_Input material_
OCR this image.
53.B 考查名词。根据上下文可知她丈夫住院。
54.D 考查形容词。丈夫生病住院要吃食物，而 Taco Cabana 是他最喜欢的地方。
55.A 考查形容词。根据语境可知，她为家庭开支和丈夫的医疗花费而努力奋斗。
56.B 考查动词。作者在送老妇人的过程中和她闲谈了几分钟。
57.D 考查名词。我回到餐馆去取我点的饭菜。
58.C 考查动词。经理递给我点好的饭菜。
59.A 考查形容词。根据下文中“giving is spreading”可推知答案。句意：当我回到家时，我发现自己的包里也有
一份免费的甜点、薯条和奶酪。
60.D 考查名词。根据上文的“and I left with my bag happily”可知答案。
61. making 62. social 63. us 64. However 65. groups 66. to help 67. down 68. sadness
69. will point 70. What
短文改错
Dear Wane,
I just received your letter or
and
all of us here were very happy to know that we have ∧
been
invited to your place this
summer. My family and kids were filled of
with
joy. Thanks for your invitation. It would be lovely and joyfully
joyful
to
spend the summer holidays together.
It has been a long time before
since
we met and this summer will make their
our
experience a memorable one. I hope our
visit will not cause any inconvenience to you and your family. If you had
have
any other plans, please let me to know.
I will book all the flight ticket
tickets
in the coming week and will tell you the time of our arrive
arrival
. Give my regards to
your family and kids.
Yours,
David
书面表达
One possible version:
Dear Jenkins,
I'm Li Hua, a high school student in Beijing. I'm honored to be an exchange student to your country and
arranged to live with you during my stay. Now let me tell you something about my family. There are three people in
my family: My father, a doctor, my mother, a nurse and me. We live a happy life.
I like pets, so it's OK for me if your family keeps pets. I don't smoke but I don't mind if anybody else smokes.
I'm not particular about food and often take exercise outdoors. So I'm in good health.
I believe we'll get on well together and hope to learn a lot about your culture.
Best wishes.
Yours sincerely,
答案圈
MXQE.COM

_Objective_
Each line that holds the word "考查名词" is to be copied.

_Worked answer_
53.B 考查名词。根据上下文可知她丈夫住院。
57.D 考查名词。我回到餐馆去取我点的饭菜。
60.D 考查名词。根据上文的“and I left with my bag happily”可知答案。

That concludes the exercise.